**EXERCISE GOAL**
Report all lines holding "niskich".

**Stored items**
=-=-=-=-=

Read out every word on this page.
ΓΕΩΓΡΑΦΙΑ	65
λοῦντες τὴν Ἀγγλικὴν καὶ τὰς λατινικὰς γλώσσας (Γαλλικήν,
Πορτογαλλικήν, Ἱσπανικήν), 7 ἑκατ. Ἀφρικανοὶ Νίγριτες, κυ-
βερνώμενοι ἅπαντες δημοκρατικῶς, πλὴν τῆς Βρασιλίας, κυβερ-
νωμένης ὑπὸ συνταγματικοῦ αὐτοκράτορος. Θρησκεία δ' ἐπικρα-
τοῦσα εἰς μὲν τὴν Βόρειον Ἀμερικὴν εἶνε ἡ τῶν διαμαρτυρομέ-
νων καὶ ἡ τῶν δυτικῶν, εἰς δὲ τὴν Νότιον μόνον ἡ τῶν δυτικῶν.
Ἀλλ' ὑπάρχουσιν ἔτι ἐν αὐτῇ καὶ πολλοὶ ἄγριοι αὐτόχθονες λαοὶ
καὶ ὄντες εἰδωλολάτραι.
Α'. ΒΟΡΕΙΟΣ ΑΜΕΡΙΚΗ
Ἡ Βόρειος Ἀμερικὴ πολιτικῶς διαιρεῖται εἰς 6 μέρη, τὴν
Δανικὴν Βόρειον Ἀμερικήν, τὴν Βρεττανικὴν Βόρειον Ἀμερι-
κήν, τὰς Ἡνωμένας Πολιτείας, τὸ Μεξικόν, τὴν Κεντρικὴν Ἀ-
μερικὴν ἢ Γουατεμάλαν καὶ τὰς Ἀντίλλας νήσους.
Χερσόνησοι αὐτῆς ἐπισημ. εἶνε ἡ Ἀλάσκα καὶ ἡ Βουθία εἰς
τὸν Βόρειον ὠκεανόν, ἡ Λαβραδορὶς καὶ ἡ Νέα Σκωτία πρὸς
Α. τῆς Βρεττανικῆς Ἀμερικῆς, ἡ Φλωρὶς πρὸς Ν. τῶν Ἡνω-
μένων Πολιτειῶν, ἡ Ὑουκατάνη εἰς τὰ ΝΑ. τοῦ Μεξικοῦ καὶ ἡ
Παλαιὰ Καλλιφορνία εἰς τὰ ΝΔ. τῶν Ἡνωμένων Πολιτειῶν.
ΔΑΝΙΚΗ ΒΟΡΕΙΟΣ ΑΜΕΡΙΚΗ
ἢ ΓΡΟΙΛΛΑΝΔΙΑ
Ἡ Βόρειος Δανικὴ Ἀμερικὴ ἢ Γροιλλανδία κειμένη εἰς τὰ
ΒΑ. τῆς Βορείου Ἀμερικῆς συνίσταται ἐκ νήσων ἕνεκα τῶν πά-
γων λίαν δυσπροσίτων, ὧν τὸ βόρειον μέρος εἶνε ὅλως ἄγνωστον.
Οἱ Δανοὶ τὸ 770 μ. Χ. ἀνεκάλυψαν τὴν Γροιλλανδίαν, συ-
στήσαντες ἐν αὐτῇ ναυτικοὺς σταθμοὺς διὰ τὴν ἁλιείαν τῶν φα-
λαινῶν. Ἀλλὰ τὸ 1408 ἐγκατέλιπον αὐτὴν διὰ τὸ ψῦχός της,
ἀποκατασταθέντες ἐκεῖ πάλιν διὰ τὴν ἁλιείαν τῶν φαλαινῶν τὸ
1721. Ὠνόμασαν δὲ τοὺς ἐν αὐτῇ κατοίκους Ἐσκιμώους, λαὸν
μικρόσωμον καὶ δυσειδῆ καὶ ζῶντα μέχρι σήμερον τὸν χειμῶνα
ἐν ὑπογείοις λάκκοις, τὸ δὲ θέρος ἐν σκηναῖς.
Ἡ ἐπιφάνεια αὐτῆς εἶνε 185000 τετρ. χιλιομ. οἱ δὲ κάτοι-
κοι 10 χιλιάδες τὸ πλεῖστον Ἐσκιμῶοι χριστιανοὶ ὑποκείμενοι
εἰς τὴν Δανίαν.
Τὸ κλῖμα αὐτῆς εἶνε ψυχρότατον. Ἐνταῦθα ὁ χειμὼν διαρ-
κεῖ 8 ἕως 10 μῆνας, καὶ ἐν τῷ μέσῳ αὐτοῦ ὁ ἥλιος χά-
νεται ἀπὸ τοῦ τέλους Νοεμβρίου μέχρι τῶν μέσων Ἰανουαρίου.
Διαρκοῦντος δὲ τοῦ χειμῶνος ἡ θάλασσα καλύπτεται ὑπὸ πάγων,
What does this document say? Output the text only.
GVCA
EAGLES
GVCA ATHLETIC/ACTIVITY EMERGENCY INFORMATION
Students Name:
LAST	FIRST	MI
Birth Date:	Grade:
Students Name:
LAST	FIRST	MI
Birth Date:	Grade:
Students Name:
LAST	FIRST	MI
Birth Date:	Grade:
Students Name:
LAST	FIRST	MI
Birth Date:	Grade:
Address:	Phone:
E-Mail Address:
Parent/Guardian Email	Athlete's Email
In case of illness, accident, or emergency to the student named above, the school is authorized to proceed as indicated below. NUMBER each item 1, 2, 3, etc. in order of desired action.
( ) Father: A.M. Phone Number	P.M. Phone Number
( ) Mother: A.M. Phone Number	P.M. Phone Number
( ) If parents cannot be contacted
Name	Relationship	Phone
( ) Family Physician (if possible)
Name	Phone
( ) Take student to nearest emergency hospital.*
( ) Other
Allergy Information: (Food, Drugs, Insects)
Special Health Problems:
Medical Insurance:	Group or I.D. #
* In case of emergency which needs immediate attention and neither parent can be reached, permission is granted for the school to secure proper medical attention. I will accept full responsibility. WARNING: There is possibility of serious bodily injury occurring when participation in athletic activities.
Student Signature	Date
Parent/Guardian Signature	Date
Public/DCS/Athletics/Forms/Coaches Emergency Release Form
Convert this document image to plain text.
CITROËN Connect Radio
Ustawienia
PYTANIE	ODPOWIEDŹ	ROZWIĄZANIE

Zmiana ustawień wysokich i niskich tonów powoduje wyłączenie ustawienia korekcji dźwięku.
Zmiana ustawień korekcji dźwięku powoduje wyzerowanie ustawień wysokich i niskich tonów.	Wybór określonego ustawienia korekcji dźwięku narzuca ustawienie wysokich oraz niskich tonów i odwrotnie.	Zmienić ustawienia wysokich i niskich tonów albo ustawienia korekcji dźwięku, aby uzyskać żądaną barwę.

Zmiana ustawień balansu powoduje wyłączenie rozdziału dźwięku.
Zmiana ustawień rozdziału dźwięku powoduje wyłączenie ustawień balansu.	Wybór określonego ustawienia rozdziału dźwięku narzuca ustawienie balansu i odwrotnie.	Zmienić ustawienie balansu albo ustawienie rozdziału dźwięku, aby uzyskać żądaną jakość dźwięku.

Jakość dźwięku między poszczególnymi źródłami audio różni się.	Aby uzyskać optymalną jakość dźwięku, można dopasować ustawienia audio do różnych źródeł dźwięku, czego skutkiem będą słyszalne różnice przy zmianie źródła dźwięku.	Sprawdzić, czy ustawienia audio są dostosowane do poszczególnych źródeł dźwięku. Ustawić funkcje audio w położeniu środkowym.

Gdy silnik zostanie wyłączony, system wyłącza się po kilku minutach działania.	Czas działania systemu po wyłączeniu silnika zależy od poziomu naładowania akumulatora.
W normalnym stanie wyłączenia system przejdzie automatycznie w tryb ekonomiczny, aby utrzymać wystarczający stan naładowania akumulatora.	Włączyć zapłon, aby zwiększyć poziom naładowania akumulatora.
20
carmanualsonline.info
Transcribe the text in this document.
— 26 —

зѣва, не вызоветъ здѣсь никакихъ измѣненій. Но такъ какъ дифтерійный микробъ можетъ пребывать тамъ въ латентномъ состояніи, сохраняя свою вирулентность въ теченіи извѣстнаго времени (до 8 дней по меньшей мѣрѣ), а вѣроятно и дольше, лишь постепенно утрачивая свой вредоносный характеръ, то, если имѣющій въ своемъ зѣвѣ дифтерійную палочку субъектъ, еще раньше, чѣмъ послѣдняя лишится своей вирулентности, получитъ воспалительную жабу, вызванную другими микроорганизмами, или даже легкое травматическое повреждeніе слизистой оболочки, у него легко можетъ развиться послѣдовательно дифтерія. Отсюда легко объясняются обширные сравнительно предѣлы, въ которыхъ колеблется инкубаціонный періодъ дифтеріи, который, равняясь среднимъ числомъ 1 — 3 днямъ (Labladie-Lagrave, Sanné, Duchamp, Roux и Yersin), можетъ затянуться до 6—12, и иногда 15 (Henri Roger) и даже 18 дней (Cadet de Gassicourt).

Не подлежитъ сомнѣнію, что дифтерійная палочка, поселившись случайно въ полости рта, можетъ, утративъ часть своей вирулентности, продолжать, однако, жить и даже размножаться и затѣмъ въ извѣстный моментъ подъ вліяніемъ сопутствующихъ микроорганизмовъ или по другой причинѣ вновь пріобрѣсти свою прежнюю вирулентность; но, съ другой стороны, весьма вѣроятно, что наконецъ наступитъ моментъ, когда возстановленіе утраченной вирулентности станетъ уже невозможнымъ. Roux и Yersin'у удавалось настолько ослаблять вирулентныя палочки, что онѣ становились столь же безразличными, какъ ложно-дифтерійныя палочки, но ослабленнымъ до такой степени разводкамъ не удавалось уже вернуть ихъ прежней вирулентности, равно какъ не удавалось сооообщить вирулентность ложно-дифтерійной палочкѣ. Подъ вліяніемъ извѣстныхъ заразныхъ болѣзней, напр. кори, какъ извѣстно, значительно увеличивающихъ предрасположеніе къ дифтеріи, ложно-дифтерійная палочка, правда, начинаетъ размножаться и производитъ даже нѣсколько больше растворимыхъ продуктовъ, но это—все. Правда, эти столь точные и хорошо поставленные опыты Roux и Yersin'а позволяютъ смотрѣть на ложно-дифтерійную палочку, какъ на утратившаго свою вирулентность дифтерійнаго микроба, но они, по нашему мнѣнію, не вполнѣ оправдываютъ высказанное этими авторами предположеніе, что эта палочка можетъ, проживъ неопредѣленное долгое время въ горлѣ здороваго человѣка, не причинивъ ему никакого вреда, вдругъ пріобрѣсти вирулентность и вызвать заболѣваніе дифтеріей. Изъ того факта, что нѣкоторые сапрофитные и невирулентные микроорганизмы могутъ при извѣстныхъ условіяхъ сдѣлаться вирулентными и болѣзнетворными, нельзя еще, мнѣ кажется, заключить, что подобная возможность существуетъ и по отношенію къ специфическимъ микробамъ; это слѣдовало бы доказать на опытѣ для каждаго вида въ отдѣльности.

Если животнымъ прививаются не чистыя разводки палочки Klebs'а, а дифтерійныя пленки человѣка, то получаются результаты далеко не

=-=-=-=-=

**OUTPUT OF THE TASK**
Zmiana ustawień wysokich i niskich tonów powoduje wyłączenie ustawienia korekcji dźwięku.
Zmiana ustawień korekcji dźwięku powoduje wyzerowanie ustawień wysokich i niskich tonów.	Wybór określonego ustawienia korekcji dźwięku narzuca ustawienie wysokich oraz niskich tonów i odwrotnie.	Zmienić ustawienia wysokich i niskich tonów albo ustawienia korekcji dźwięku, aby uzyskać żądaną barwę.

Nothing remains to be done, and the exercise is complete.